» AIM: Transcribe all the entries word for word, skipping the pictures.
___ MATERIAL SHOWN
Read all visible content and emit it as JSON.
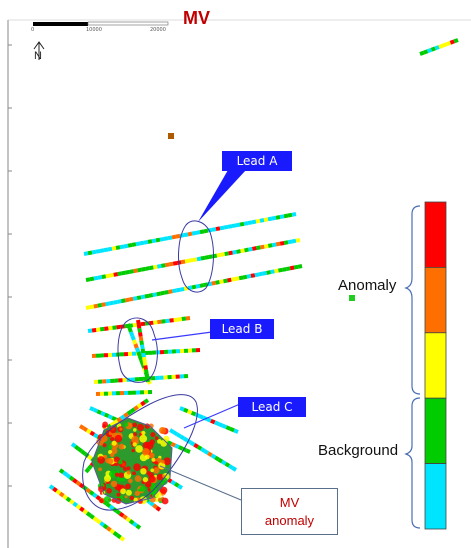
{
  "title": "MV",
  "scale_bar": {
    "labels": [
      "0",
      "10000",
      "20000"
    ]
  },
  "north_arrow": {
    "label": "N"
  },
  "callouts": [
    {
      "id": "lead-a",
      "label": "Lead A"
    },
    {
      "id": "lead-b",
      "label": "Lead B"
    },
    {
      "id": "lead-c",
      "label": "Lead C"
    }
  ],
  "mv_anomaly_label": "MV\nanomaly",
  "legend": {
    "anomaly_label": "Anomaly",
    "background_label": "Background",
    "colors": [
      "#ff0000",
      "#ff6f00",
      "#ffff00",
      "#00cc00",
      "#00e5ff"
    ]
  },
  "trace_colors": [
    "#00e5ff",
    "#00cc00",
    "#ffff00",
    "#ff6f00",
    "#ff0000"
  ],
  "callout_color": "#1a1aff",
  "title_color": "#c00000"
}
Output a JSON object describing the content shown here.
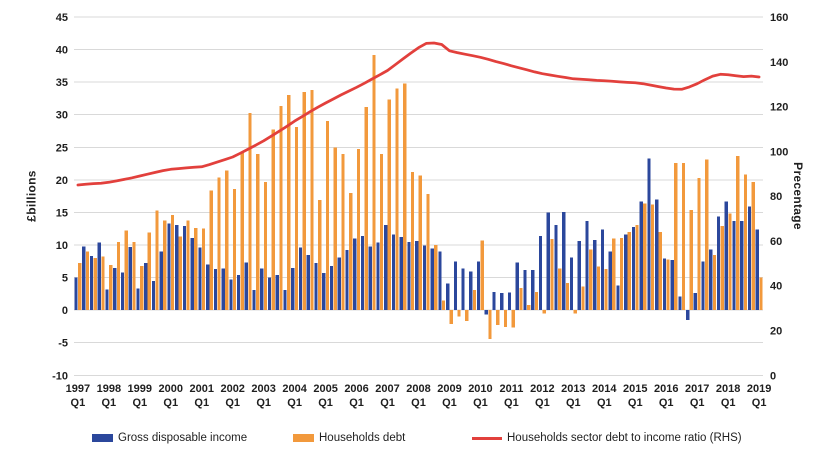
{
  "chart_data": {
    "type": "bar+line",
    "title": "",
    "ylabel_left": "£billions",
    "ylabel_right": "Precentage",
    "ylim_left": [
      -10,
      45
    ],
    "ylim_right": [
      0,
      160
    ],
    "y_left_ticks": [
      45,
      40,
      35,
      30,
      25,
      20,
      15,
      10,
      5,
      0,
      -5,
      -10
    ],
    "y_right_ticks": [
      160,
      140,
      120,
      100,
      80,
      60,
      40,
      20,
      0
    ],
    "grid": "horizontal only, light gray",
    "legend_position": "bottom",
    "x_years": [
      "1997",
      "1998",
      "1999",
      "2000",
      "2001",
      "2002",
      "2003",
      "2004",
      "2005",
      "2006",
      "2007",
      "2008",
      "2009",
      "2010",
      "2011",
      "2012",
      "2013",
      "2014",
      "2015",
      "2016",
      "2017",
      "2018",
      "2019"
    ],
    "x_sub_label": "Q1",
    "x_note": "89 quarters from 1997 Q1 to 2019 Q1; year tick under each Q1",
    "colors": {
      "income_bar": "#2b479c",
      "debt_bar": "#f2993c",
      "ratio_line": "#e2403c",
      "gridline": "#d9d9d9"
    },
    "series": [
      {
        "name": "Gross disposable income",
        "type": "bar",
        "axis": "left",
        "color": "#2b479c",
        "values": [
          5.0,
          9.8,
          8.3,
          10.4,
          3.2,
          6.5,
          5.8,
          9.7,
          3.3,
          7.2,
          4.5,
          9.0,
          13.3,
          13.1,
          12.9,
          11.1,
          9.6,
          7.0,
          6.3,
          6.4,
          4.7,
          5.4,
          7.3,
          3.1,
          6.4,
          5.0,
          5.4,
          3.1,
          6.5,
          9.6,
          8.5,
          7.2,
          5.7,
          6.8,
          8.1,
          9.2,
          11.0,
          11.4,
          9.8,
          10.4,
          13.1,
          11.6,
          11.2,
          10.5,
          10.6,
          9.9,
          9.5,
          9.0,
          4.1,
          7.5,
          6.4,
          5.9,
          7.5,
          -0.7,
          2.8,
          2.6,
          2.7,
          7.3,
          6.2,
          6.2,
          11.4,
          15.0,
          13.1,
          15.1,
          8.1,
          10.6,
          13.7,
          10.8,
          12.4,
          9.0,
          3.8,
          11.6,
          12.8,
          16.7,
          23.3,
          17.0,
          7.9,
          7.7,
          2.1,
          -1.5,
          2.6,
          7.5,
          9.3,
          14.4,
          16.7,
          13.7,
          13.7,
          15.9,
          12.4
        ]
      },
      {
        "name": "Households debt",
        "type": "bar",
        "axis": "left",
        "color": "#f2993c",
        "values": [
          7.2,
          9.0,
          8.0,
          8.2,
          6.9,
          10.5,
          12.2,
          10.5,
          6.8,
          11.9,
          15.3,
          13.8,
          14.6,
          11.3,
          13.8,
          12.6,
          12.5,
          18.4,
          20.4,
          21.4,
          18.6,
          24.2,
          30.3,
          24.0,
          19.7,
          27.7,
          31.3,
          33.0,
          28.1,
          33.5,
          33.8,
          16.9,
          29.0,
          25.0,
          24.0,
          18.0,
          24.7,
          31.2,
          39.2,
          24.0,
          32.3,
          34.0,
          34.8,
          21.2,
          20.7,
          17.8,
          10.0,
          1.5,
          -2.1,
          -1.0,
          -1.7,
          3.1,
          10.7,
          -4.4,
          -2.3,
          -2.6,
          -2.7,
          3.4,
          0.8,
          2.8,
          -0.5,
          10.9,
          6.4,
          4.2,
          -0.5,
          3.6,
          9.3,
          6.7,
          6.3,
          11.0,
          11.1,
          12.0,
          13.1,
          16.4,
          16.2,
          12.0,
          7.8,
          22.6,
          22.6,
          15.4,
          20.3,
          23.1,
          8.5,
          12.9,
          14.8,
          23.7,
          20.8,
          19.7,
          5.0
        ]
      },
      {
        "name": "Households sector debt to income ratio (RHS)",
        "type": "line",
        "axis": "right",
        "color": "#e2403c",
        "values": [
          85.0,
          85.3,
          85.6,
          85.8,
          86.2,
          86.8,
          87.5,
          88.2,
          89.0,
          89.8,
          90.6,
          91.4,
          92.0,
          92.3,
          92.6,
          92.9,
          93.1,
          94.1,
          95.2,
          96.3,
          97.5,
          99.2,
          101.0,
          102.8,
          104.7,
          106.8,
          109.0,
          111.2,
          113.5,
          115.6,
          117.7,
          119.7,
          121.6,
          123.4,
          125.2,
          126.9,
          128.6,
          130.4,
          132.3,
          134.2,
          136.1,
          138.7,
          141.3,
          143.9,
          146.3,
          148.2,
          148.4,
          147.7,
          144.9,
          144.1,
          143.4,
          142.7,
          142.0,
          141.1,
          140.1,
          139.2,
          138.2,
          137.3,
          136.4,
          135.5,
          134.7,
          134.1,
          133.5,
          133.0,
          132.4,
          132.2,
          132.0,
          131.7,
          131.5,
          131.3,
          131.0,
          130.8,
          130.6,
          130.2,
          129.6,
          128.9,
          128.3,
          127.8,
          127.7,
          128.8,
          130.2,
          132.0,
          133.6,
          134.4,
          134.2,
          133.8,
          133.4,
          133.6,
          133.2
        ]
      }
    ]
  }
}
______
» ANSWER FOR THE TASK:
Read all visible content and emit it as JSON.
{
  "title": "MV",
  "scale_bar": {
    "labels": [
      "0",
      "10000",
      "20000"
    ]
  },
  "north_arrow": {
    "label": "N"
  },
  "callouts": [
    {
      "id": "lead-a",
      "label": "Lead A"
    },
    {
      "id": "lead-b",
      "label": "Lead B"
    },
    {
      "id": "lead-c",
      "label": "Lead C"
    }
  ],
  "mv_anomaly_label": "MV\nanomaly",
  "legend": {
    "anomaly_label": "Anomaly",
    "background_label": "Background",
    "colors": [
      "#ff0000",
      "#ff6f00",
      "#ffff00",
      "#00cc00",
      "#00e5ff"
    ]
  },
  "trace_colors": [
    "#00e5ff",
    "#00cc00",
    "#ffff00",
    "#ff6f00",
    "#ff0000"
  ],
  "callout_color": "#1a1aff",
  "title_color": "#c00000"
}
Output a JSON object describing the content shown here.
{
  "chart_data": {
    "type": "bar+line",
    "title": "",
    "ylabel_left": "£billions",
    "ylabel_right": "Precentage",
    "ylim_left": [
      -10,
      45
    ],
    "ylim_right": [
      0,
      160
    ],
    "y_left_ticks": [
      45,
      40,
      35,
      30,
      25,
      20,
      15,
      10,
      5,
      0,
      -5,
      -10
    ],
    "y_right_ticks": [
      160,
      140,
      120,
      100,
      80,
      60,
      40,
      20,
      0
    ],
    "grid": "horizontal only, light gray",
    "legend_position": "bottom",
    "x_years": [
      "1997",
      "1998",
      "1999",
      "2000",
      "2001",
      "2002",
      "2003",
      "2004",
      "2005",
      "2006",
      "2007",
      "2008",
      "2009",
      "2010",
      "2011",
      "2012",
      "2013",
      "2014",
      "2015",
      "2016",
      "2017",
      "2018",
      "2019"
    ],
    "x_sub_label": "Q1",
    "x_note": "89 quarters from 1997 Q1 to 2019 Q1; year tick under each Q1",
    "colors": {
      "income_bar": "#2b479c",
      "debt_bar": "#f2993c",
      "ratio_line": "#e2403c",
      "gridline": "#d9d9d9"
    },
    "series": [
      {
        "name": "Gross disposable income",
        "type": "bar",
        "axis": "left",
        "color": "#2b479c",
        "values": [
          5.0,
          9.8,
          8.3,
          10.4,
          3.2,
          6.5,
          5.8,
          9.7,
          3.3,
          7.2,
          4.5,
          9.0,
          13.3,
          13.1,
          12.9,
          11.1,
          9.6,
          7.0,
          6.3,
          6.4,
          4.7,
          5.4,
          7.3,
          3.1,
          6.4,
          5.0,
          5.4,
          3.1,
          6.5,
          9.6,
          8.5,
          7.2,
          5.7,
          6.8,
          8.1,
          9.2,
          11.0,
          11.4,
          9.8,
          10.4,
          13.1,
          11.6,
          11.2,
          10.5,
          10.6,
          9.9,
          9.5,
          9.0,
          4.1,
          7.5,
          6.4,
          5.9,
          7.5,
          -0.7,
          2.8,
          2.6,
          2.7,
          7.3,
          6.2,
          6.2,
          11.4,
          15.0,
          13.1,
          15.1,
          8.1,
          10.6,
          13.7,
          10.8,
          12.4,
          9.0,
          3.8,
          11.6,
          12.8,
          16.7,
          23.3,
          17.0,
          7.9,
          7.7,
          2.1,
          -1.5,
          2.6,
          7.5,
          9.3,
          14.4,
          16.7,
          13.7,
          13.7,
          15.9,
          12.4
        ]
      },
      {
        "name": "Households debt",
        "type": "bar",
        "axis": "left",
        "color": "#f2993c",
        "values": [
          7.2,
          9.0,
          8.0,
          8.2,
          6.9,
          10.5,
          12.2,
          10.5,
          6.8,
          11.9,
          15.3,
          13.8,
          14.6,
          11.3,
          13.8,
          12.6,
          12.5,
          18.4,
          20.4,
          21.4,
          18.6,
          24.2,
          30.3,
          24.0,
          19.7,
          27.7,
          31.3,
          33.0,
          28.1,
          33.5,
          33.8,
          16.9,
          29.0,
          25.0,
          24.0,
          18.0,
          24.7,
          31.2,
          39.2,
          24.0,
          32.3,
          34.0,
          34.8,
          21.2,
          20.7,
          17.8,
          10.0,
          1.5,
          -2.1,
          -1.0,
          -1.7,
          3.1,
          10.7,
          -4.4,
          -2.3,
          -2.6,
          -2.7,
          3.4,
          0.8,
          2.8,
          -0.5,
          10.9,
          6.4,
          4.2,
          -0.5,
          3.6,
          9.3,
          6.7,
          6.3,
          11.0,
          11.1,
          12.0,
          13.1,
          16.4,
          16.2,
          12.0,
          7.8,
          22.6,
          22.6,
          15.4,
          20.3,
          23.1,
          8.5,
          12.9,
          14.8,
          23.7,
          20.8,
          19.7,
          5.0
        ]
      },
      {
        "name": "Households sector debt to income ratio (RHS)",
        "type": "line",
        "axis": "right",
        "color": "#e2403c",
        "values": [
          85.0,
          85.3,
          85.6,
          85.8,
          86.2,
          86.8,
          87.5,
          88.2,
          89.0,
          89.8,
          90.6,
          91.4,
          92.0,
          92.3,
          92.6,
          92.9,
          93.1,
          94.1,
          95.2,
          96.3,
          97.5,
          99.2,
          101.0,
          102.8,
          104.7,
          106.8,
          109.0,
          111.2,
          113.5,
          115.6,
          117.7,
          119.7,
          121.6,
          123.4,
          125.2,
          126.9,
          128.6,
          130.4,
          132.3,
          134.2,
          136.1,
          138.7,
          141.3,
          143.9,
          146.3,
          148.2,
          148.4,
          147.7,
          144.9,
          144.1,
          143.4,
          142.7,
          142.0,
          141.1,
          140.1,
          139.2,
          138.2,
          137.3,
          136.4,
          135.5,
          134.7,
          134.1,
          133.5,
          133.0,
          132.4,
          132.2,
          132.0,
          131.7,
          131.5,
          131.3,
          131.0,
          130.8,
          130.6,
          130.2,
          129.6,
          128.9,
          128.3,
          127.8,
          127.7,
          128.8,
          130.2,
          132.0,
          133.6,
          134.4,
          134.2,
          133.8,
          133.4,
          133.6,
          133.2
        ]
      }
    ]
  }
}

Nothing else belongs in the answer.